Data extracted from a collection
########################################

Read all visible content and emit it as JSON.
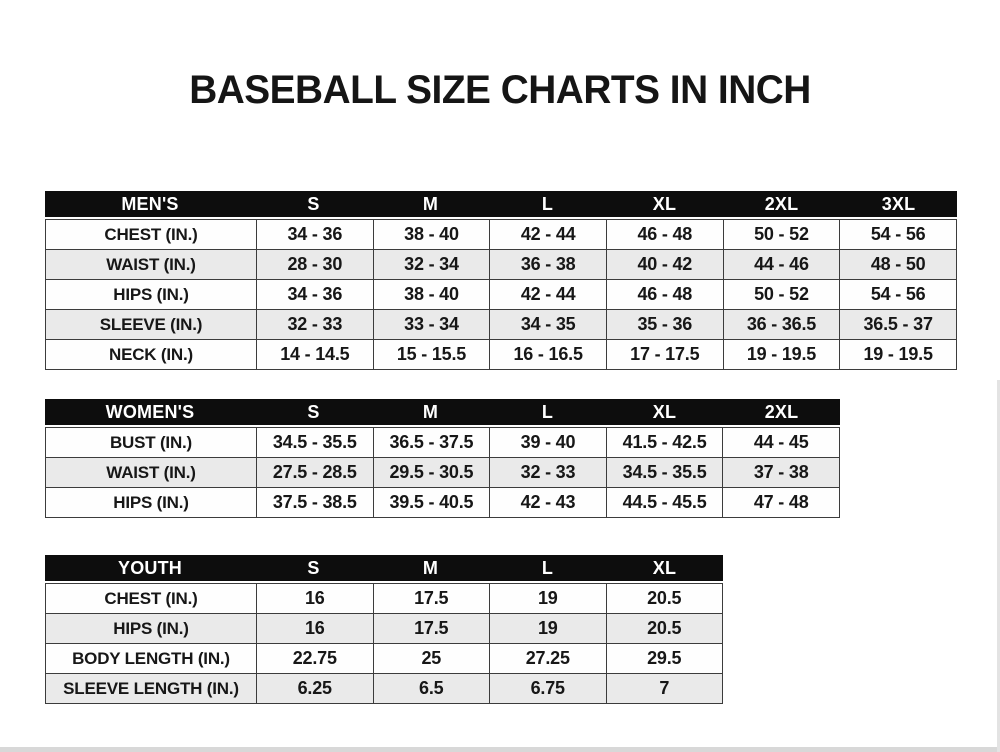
{
  "title": "BASEBALL SIZE CHARTS IN INCH",
  "colors": {
    "header_bg": "#0d0d0d",
    "header_text": "#ffffff",
    "stripe": "#eaeaea",
    "border": "#3c3c3c",
    "text": "#171717"
  },
  "tables": [
    {
      "name": "mens",
      "header": [
        "MEN'S",
        "S",
        "M",
        "L",
        "XL",
        "2XL",
        "3XL"
      ],
      "rows": [
        {
          "label": "CHEST (IN.)",
          "values": [
            "34 - 36",
            "38 - 40",
            "42 - 44",
            "46 - 48",
            "50 - 52",
            "54 - 56"
          ]
        },
        {
          "label": "WAIST (IN.)",
          "values": [
            "28 - 30",
            "32 - 34",
            "36 - 38",
            "40 - 42",
            "44 - 46",
            "48 - 50"
          ]
        },
        {
          "label": "HIPS (IN.)",
          "values": [
            "34 - 36",
            "38 - 40",
            "42 - 44",
            "46 - 48",
            "50 - 52",
            "54 - 56"
          ]
        },
        {
          "label": "SLEEVE (IN.)",
          "values": [
            "32 - 33",
            "33 - 34",
            "34 - 35",
            "35 - 36",
            "36 - 36.5",
            "36.5 - 37"
          ]
        },
        {
          "label": "NECK (IN.)",
          "values": [
            "14 - 14.5",
            "15 - 15.5",
            "16 - 16.5",
            "17 - 17.5",
            "19 - 19.5",
            "19 - 19.5"
          ]
        }
      ]
    },
    {
      "name": "womens",
      "header": [
        "WOMEN'S",
        "S",
        "M",
        "L",
        "XL",
        "2XL"
      ],
      "rows": [
        {
          "label": "BUST (IN.)",
          "values": [
            "34.5 - 35.5",
            "36.5 - 37.5",
            "39 - 40",
            "41.5 - 42.5",
            "44 - 45"
          ]
        },
        {
          "label": "WAIST (IN.)",
          "values": [
            "27.5 - 28.5",
            "29.5 - 30.5",
            "32 - 33",
            "34.5 - 35.5",
            "37 - 38"
          ]
        },
        {
          "label": "HIPS (IN.)",
          "values": [
            "37.5 - 38.5",
            "39.5 - 40.5",
            "42 - 43",
            "44.5 - 45.5",
            "47 - 48"
          ]
        }
      ]
    },
    {
      "name": "youth",
      "header": [
        "YOUTH",
        "S",
        "M",
        "L",
        "XL"
      ],
      "rows": [
        {
          "label": "CHEST (IN.)",
          "values": [
            "16",
            "17.5",
            "19",
            "20.5"
          ]
        },
        {
          "label": "HIPS (IN.)",
          "values": [
            "16",
            "17.5",
            "19",
            "20.5"
          ]
        },
        {
          "label": "BODY LENGTH (IN.)",
          "values": [
            "22.75",
            "25",
            "27.25",
            "29.5"
          ]
        },
        {
          "label": "SLEEVE LENGTH (IN.)",
          "values": [
            "6.25",
            "6.5",
            "6.75",
            "7"
          ]
        }
      ]
    }
  ]
}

########################################

* **EXERCISE GOAL**:
Return all of the entries word for word, but omit the pictures.

* **RESULT FOR THIS TASK**:
Read all visible content and emit it as JSON.
{
  "title": "BASEBALL SIZE CHARTS IN INCH",
  "colors": {
    "header_bg": "#0d0d0d",
    "header_text": "#ffffff",
    "stripe": "#eaeaea",
    "border": "#3c3c3c",
    "text": "#171717"
  },
  "tables": [
    {
      "name": "mens",
      "header": [
        "MEN'S",
        "S",
        "M",
        "L",
        "XL",
        "2XL",
        "3XL"
      ],
      "rows": [
        {
          "label": "CHEST (IN.)",
          "values": [
            "34 - 36",
            "38 - 40",
            "42 - 44",
            "46 - 48",
            "50 - 52",
            "54 - 56"
          ]
        },
        {
          "label": "WAIST (IN.)",
          "values": [
            "28 - 30",
            "32 - 34",
            "36 - 38",
            "40 - 42",
            "44 - 46",
            "48 - 50"
          ]
        },
        {
          "label": "HIPS (IN.)",
          "values": [
            "34 - 36",
            "38 - 40",
            "42 - 44",
            "46 - 48",
            "50 - 52",
            "54 - 56"
          ]
        },
        {
          "label": "SLEEVE (IN.)",
          "values": [
            "32 - 33",
            "33 - 34",
            "34 - 35",
            "35 - 36",
            "36 - 36.5",
            "36.5 - 37"
          ]
        },
        {
          "label": "NECK (IN.)",
          "values": [
            "14 - 14.5",
            "15 - 15.5",
            "16 - 16.5",
            "17 - 17.5",
            "19 - 19.5",
            "19 - 19.5"
          ]
        }
      ]
    },
    {
      "name": "womens",
      "header": [
        "WOMEN'S",
        "S",
        "M",
        "L",
        "XL",
        "2XL"
      ],
      "rows": [
        {
          "label": "BUST (IN.)",
          "values": [
            "34.5 - 35.5",
            "36.5 - 37.5",
            "39 - 40",
            "41.5 - 42.5",
            "44 - 45"
          ]
        },
        {
          "label": "WAIST (IN.)",
          "values": [
            "27.5 - 28.5",
            "29.5 - 30.5",
            "32 - 33",
            "34.5 - 35.5",
            "37 - 38"
          ]
        },
        {
          "label": "HIPS (IN.)",
          "values": [
            "37.5 - 38.5",
            "39.5 - 40.5",
            "42 - 43",
            "44.5 - 45.5",
            "47 - 48"
          ]
        }
      ]
    },
    {
      "name": "youth",
      "header": [
        "YOUTH",
        "S",
        "M",
        "L",
        "XL"
      ],
      "rows": [
        {
          "label": "CHEST (IN.)",
          "values": [
            "16",
            "17.5",
            "19",
            "20.5"
          ]
        },
        {
          "label": "HIPS (IN.)",
          "values": [
            "16",
            "17.5",
            "19",
            "20.5"
          ]
        },
        {
          "label": "BODY LENGTH (IN.)",
          "values": [
            "22.75",
            "25",
            "27.25",
            "29.5"
          ]
        },
        {
          "label": "SLEEVE LENGTH (IN.)",
          "values": [
            "6.25",
            "6.5",
            "6.75",
            "7"
          ]
        }
      ]
    }
  ]
}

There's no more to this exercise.